[Entries with figure data]
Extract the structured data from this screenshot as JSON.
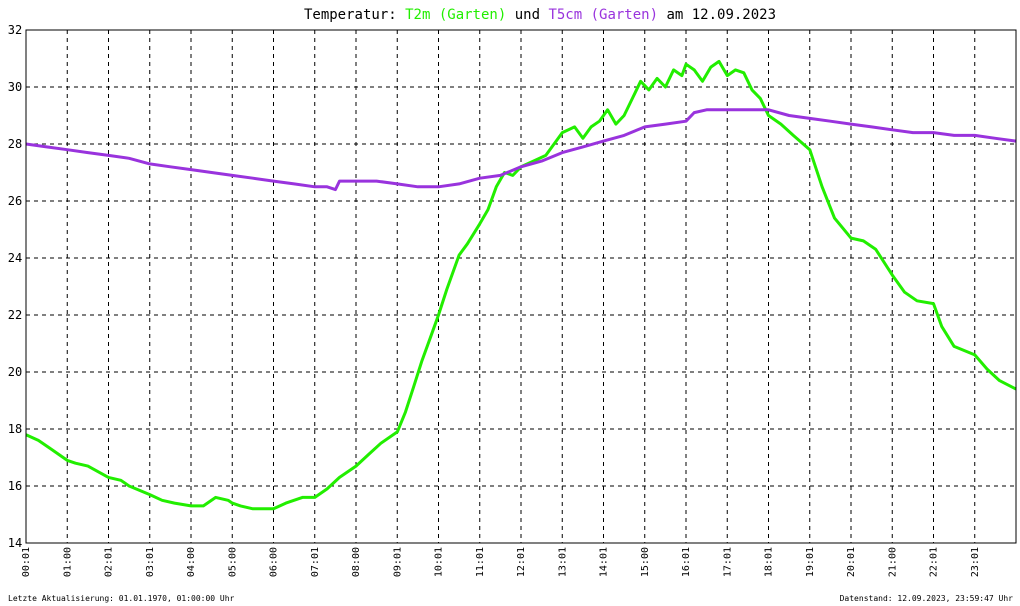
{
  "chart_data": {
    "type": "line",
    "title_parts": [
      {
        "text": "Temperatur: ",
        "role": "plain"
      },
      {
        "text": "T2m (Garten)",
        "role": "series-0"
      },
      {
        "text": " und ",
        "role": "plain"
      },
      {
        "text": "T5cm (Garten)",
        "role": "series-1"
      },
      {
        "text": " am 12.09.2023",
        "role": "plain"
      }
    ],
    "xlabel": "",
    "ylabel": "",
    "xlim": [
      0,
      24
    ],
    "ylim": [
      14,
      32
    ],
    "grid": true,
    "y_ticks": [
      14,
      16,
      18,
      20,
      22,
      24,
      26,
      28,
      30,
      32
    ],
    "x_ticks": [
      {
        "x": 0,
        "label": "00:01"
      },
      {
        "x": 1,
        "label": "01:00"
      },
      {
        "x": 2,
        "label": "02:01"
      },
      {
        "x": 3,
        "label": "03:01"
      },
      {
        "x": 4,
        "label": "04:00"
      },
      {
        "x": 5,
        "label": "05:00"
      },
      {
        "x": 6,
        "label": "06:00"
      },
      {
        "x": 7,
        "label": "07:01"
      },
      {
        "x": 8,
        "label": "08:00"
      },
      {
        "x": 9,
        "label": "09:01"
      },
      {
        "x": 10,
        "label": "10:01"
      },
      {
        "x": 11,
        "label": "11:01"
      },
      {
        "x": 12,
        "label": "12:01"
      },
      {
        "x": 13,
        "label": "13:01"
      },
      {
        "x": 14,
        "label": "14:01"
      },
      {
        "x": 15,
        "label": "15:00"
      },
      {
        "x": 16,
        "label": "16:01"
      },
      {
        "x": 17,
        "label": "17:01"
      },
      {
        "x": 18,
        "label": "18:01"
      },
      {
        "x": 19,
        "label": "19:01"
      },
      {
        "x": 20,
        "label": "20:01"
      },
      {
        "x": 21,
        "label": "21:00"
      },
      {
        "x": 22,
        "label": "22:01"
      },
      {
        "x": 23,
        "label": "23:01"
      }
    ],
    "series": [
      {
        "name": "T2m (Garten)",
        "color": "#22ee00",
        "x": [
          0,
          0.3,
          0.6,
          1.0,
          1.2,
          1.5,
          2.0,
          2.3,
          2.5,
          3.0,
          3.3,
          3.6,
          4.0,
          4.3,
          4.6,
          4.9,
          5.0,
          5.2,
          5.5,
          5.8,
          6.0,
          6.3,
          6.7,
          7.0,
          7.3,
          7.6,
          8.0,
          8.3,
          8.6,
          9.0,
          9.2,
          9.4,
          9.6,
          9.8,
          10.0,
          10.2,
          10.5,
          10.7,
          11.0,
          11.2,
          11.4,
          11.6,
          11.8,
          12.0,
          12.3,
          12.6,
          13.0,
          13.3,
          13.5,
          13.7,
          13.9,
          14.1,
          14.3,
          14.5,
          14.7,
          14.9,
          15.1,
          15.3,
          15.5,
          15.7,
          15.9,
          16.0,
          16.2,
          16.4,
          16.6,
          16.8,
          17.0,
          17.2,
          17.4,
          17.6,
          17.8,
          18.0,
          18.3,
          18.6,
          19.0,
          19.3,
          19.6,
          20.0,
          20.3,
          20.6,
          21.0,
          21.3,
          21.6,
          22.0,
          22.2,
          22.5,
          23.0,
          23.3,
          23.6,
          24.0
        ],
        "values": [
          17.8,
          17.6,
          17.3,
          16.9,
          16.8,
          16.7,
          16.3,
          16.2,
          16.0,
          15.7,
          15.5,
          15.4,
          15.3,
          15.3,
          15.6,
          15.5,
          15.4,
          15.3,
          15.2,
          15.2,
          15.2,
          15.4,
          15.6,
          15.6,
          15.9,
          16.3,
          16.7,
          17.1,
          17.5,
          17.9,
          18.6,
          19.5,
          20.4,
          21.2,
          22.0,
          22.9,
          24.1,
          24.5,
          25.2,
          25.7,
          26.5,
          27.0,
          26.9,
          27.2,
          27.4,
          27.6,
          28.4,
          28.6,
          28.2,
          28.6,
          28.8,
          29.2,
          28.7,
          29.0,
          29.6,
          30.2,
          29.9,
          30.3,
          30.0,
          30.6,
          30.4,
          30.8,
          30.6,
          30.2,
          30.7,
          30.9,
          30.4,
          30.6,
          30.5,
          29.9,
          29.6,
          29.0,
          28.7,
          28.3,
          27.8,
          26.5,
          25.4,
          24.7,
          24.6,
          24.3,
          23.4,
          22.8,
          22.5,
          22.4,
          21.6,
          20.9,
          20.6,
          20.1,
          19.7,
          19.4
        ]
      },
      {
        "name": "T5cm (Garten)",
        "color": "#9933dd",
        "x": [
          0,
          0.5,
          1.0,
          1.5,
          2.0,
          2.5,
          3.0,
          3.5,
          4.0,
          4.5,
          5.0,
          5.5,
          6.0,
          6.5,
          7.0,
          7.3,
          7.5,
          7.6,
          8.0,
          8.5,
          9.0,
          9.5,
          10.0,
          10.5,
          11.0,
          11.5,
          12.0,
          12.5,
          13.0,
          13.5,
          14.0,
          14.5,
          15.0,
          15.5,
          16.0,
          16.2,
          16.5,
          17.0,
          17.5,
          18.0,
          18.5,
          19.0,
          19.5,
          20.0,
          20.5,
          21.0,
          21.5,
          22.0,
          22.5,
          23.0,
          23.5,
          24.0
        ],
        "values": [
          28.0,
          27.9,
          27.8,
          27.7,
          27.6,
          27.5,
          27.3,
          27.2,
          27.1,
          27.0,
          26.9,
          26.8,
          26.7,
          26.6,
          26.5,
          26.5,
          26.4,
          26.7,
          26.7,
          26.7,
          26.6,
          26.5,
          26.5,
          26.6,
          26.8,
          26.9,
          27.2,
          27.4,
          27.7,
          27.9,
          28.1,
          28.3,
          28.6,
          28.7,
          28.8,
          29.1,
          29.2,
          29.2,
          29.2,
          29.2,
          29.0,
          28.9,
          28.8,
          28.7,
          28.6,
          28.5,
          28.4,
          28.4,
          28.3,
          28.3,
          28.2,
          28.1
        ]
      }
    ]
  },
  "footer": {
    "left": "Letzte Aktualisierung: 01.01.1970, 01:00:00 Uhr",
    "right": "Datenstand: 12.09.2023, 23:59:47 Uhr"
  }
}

--

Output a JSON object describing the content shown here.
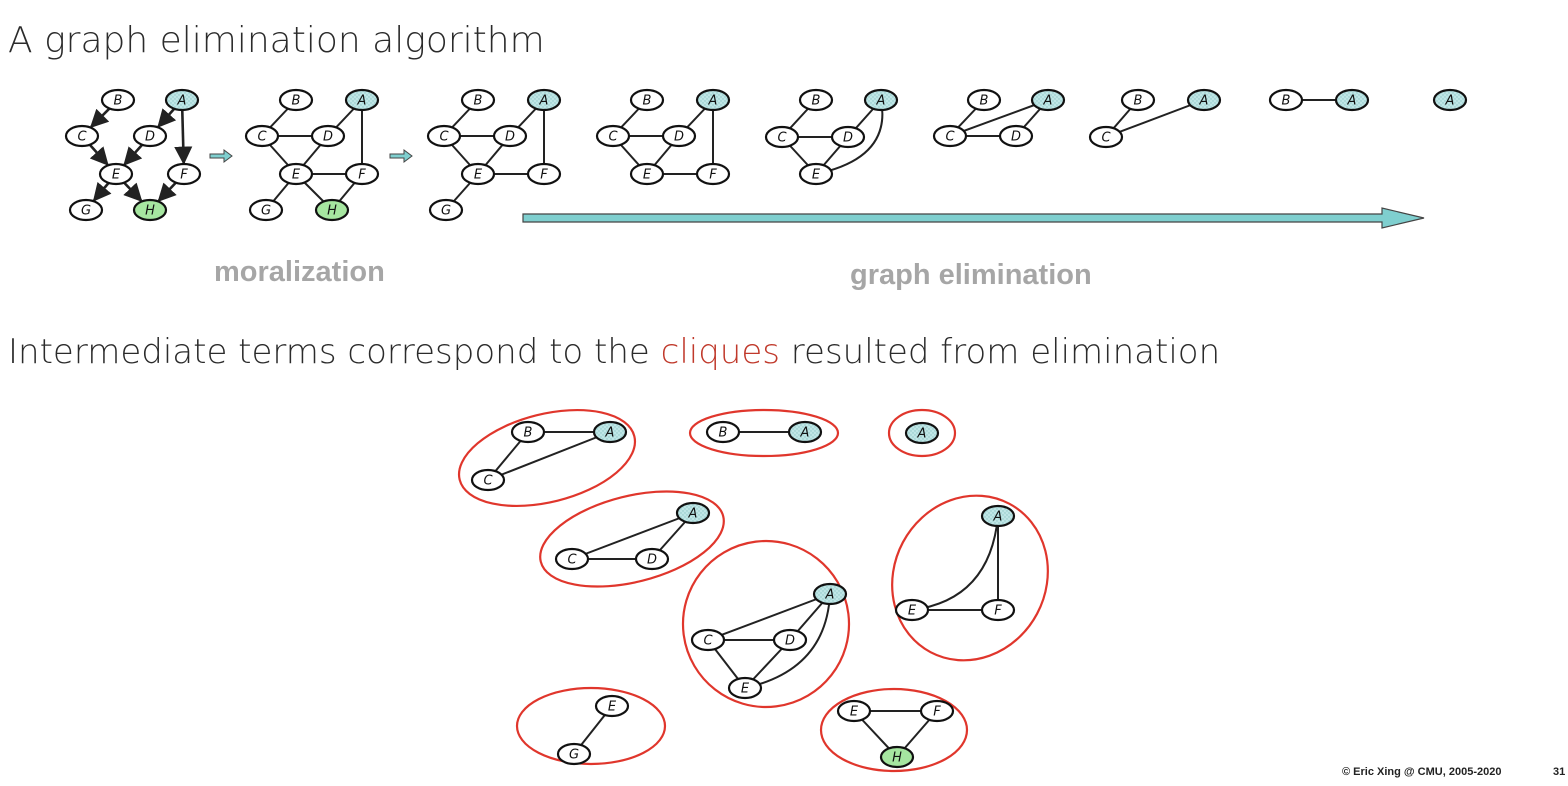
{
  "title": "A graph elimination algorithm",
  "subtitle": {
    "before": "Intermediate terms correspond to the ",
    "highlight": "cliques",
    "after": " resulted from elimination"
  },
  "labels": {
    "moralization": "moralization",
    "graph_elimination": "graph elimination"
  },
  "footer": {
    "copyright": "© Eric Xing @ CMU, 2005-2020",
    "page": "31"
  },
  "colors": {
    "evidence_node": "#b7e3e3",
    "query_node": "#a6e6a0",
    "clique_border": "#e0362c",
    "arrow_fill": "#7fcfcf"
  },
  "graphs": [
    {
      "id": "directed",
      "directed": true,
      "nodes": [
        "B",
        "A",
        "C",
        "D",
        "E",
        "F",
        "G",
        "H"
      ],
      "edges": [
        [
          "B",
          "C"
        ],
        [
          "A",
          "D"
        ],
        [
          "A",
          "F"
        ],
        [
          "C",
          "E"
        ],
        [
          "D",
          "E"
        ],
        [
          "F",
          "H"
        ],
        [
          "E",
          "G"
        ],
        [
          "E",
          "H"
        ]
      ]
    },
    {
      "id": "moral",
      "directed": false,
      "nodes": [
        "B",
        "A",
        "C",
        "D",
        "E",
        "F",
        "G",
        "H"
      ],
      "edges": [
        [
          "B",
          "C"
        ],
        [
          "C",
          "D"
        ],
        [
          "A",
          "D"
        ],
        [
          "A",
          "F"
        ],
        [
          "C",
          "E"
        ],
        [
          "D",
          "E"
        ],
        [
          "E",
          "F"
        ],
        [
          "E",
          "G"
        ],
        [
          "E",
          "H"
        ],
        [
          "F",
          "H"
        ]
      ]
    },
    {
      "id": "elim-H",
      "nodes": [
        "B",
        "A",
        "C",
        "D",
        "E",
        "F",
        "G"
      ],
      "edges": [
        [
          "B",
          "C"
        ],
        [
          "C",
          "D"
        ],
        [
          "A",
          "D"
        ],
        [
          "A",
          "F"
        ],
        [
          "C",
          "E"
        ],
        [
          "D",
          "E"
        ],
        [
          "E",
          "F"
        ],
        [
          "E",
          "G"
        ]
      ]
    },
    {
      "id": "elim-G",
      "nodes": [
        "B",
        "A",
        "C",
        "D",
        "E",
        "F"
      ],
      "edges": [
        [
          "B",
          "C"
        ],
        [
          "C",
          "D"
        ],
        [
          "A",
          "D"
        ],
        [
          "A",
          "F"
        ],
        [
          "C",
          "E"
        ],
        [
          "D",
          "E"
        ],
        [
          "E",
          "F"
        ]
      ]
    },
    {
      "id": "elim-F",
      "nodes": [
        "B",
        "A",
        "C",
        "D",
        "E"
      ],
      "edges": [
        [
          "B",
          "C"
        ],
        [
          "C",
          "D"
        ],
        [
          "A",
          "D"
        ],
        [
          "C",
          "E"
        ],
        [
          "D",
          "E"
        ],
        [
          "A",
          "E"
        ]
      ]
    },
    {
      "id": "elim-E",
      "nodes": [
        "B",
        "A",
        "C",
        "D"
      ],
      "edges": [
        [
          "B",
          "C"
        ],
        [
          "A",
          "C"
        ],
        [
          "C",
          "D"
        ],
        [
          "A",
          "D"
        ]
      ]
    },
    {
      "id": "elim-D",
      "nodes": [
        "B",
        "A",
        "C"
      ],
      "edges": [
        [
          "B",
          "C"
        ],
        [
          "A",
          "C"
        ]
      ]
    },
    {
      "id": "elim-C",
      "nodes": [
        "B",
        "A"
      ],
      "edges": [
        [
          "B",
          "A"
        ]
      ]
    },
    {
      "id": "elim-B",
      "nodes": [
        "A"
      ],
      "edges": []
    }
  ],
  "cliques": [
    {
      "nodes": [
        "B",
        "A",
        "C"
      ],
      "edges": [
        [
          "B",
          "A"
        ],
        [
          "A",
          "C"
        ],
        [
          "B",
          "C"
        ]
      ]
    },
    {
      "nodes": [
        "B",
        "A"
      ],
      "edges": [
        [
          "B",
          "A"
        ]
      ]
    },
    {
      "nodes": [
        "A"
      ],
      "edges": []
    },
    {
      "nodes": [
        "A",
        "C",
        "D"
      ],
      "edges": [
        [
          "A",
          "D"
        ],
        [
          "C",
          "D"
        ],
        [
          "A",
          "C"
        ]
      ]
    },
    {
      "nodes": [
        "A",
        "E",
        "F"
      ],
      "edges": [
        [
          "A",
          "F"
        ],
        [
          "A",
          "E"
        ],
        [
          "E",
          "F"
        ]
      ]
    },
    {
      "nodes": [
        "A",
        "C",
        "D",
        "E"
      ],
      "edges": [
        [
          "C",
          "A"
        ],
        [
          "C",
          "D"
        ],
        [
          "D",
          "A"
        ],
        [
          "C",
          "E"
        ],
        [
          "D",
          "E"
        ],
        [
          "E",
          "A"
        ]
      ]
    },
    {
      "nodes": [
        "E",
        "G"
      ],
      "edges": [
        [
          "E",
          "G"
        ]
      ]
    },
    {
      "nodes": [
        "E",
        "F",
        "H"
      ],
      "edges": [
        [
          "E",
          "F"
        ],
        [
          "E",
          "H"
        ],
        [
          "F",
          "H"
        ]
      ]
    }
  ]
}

[Written request] Examine the listing and say how many of its lines contain the string "JSON". Give the number alone.

[Correct response] 2